Each line below that includes the word "litt" is to be reported.
══ DATASET EXCERPTS ══
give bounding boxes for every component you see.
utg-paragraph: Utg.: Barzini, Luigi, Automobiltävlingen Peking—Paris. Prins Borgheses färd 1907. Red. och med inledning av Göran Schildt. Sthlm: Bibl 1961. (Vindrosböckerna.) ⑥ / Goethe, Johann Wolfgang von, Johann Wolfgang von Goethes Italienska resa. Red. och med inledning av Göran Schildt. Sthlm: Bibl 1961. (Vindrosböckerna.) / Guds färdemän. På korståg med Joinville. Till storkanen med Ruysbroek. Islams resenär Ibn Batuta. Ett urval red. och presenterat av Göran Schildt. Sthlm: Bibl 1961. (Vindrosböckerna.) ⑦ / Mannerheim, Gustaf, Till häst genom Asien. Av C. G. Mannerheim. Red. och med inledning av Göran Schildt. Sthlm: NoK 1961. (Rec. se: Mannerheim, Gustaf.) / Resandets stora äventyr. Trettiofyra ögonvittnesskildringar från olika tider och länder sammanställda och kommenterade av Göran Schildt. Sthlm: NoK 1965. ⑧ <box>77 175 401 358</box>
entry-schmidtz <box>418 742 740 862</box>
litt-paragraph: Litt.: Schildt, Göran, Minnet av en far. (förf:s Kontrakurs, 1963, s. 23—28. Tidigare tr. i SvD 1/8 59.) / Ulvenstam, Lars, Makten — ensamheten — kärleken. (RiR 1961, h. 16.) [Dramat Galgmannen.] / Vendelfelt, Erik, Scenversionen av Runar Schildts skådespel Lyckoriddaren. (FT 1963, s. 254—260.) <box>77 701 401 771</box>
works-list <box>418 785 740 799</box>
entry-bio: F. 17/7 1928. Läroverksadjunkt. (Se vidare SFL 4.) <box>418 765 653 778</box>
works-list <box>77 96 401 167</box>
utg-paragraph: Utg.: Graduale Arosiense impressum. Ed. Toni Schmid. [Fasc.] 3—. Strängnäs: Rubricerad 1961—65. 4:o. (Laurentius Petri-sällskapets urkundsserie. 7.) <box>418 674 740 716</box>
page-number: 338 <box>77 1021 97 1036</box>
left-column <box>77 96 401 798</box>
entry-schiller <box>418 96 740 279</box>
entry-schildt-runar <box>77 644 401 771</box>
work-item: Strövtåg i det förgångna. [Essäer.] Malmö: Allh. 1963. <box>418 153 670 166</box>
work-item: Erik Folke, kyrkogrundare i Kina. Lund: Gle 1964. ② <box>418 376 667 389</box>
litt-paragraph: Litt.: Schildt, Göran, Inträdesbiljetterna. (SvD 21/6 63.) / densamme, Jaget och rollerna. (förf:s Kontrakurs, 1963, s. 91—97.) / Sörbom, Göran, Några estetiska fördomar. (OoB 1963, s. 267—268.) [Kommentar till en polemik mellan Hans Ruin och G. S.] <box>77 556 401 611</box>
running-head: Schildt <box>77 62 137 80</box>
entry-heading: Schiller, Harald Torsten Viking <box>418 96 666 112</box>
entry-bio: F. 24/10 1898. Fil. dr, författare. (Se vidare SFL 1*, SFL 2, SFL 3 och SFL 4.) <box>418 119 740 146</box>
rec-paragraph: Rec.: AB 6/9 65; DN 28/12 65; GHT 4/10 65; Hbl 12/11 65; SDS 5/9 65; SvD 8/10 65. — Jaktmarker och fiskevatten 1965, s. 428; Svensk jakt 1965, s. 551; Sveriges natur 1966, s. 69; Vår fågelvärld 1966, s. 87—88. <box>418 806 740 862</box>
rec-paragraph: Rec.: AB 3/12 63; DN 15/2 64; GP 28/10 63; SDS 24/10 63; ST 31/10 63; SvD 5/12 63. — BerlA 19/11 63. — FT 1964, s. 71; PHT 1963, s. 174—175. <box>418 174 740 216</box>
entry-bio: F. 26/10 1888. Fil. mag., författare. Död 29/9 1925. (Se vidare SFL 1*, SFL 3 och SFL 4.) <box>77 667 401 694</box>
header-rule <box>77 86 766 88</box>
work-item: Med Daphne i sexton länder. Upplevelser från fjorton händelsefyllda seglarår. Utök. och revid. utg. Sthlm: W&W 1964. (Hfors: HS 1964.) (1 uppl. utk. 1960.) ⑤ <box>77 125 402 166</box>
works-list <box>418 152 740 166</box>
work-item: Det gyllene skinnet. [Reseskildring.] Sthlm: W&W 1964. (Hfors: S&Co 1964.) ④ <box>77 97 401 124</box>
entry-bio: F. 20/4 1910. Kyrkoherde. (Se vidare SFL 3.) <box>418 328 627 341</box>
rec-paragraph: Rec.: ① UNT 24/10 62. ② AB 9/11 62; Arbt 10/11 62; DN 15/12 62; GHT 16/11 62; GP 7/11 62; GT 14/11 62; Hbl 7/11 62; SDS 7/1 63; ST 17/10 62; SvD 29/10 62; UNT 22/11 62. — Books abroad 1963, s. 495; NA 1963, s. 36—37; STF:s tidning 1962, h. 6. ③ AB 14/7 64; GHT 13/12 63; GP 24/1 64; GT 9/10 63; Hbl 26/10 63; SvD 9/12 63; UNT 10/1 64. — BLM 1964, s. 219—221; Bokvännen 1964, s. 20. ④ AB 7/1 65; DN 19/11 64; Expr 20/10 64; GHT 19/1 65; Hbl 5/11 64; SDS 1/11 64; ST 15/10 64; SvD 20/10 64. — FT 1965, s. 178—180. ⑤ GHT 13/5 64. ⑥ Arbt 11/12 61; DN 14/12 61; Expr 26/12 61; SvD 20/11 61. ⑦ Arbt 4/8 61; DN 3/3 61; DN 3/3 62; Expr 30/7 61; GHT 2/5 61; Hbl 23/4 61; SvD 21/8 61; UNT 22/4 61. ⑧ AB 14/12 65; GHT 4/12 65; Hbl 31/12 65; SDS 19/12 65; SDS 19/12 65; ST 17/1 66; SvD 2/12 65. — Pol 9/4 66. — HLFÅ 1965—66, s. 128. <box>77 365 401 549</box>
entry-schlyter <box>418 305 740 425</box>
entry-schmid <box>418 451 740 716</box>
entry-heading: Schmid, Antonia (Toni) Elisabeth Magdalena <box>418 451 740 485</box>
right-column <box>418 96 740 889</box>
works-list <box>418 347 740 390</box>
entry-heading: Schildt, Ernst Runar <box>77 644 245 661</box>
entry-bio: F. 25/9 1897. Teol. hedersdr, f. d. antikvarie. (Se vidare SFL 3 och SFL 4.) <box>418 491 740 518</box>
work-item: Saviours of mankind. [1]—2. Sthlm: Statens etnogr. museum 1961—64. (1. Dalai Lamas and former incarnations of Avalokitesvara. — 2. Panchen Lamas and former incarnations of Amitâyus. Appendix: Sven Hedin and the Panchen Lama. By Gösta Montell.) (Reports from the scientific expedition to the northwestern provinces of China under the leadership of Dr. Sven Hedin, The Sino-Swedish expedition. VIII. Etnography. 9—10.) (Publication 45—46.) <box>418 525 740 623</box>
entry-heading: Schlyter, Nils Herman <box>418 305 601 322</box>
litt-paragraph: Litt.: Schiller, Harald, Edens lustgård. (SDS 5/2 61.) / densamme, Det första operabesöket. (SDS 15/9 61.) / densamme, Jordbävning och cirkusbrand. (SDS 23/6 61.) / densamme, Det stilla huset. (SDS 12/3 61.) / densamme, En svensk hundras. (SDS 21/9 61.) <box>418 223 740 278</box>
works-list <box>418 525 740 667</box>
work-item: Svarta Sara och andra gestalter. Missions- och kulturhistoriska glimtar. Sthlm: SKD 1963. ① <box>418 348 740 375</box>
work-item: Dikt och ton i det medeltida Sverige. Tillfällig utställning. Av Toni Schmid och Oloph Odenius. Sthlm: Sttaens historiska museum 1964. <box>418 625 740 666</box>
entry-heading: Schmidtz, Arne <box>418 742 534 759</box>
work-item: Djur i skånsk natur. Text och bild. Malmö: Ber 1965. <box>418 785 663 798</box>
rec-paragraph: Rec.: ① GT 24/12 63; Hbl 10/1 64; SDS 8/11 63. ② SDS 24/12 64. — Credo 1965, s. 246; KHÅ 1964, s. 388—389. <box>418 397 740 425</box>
═══
▶ REPLY TO THE TASK
litt-paragraph: Litt.: Schildt, Göran, Minnet av en far. (förf:s Kontrakurs, 1963, s. 23—28. Tidigare tr. i SvD 1/8 59.) / Ulvenstam, Lars, Makten — ensamheten — kärleken. (RiR 1961, h. 16.) [Dramat Galgmannen.] / Vendelfelt, Erik, Scenversionen av Runar Schildts skådespel Lyckoriddaren. (FT 1963, s. 254—260.) <box>77 701 401 771</box>
litt-paragraph: Litt.: Schildt, Göran, Inträdesbiljetterna. (SvD 21/6 63.) / densamme, Jaget och rollerna. (förf:s Kontrakurs, 1963, s. 91—97.) / Sörbom, Göran, Några estetiska fördomar. (OoB 1963, s. 267—268.) [Kommentar till en polemik mellan Hans Ruin och G. S.] <box>77 556 401 611</box>
litt-paragraph: Litt.: Schiller, Harald, Edens lustgård. (SDS 5/2 61.) / densamme, Det första operabesöket. (SDS 15/9 61.) / densamme, Jordbävning och cirkusbrand. (SDS 23/6 61.) / densamme, Det stilla huset. (SDS 12/3 61.) / densamme, En svensk hundras. (SDS 21/9 61.) <box>418 223 740 278</box>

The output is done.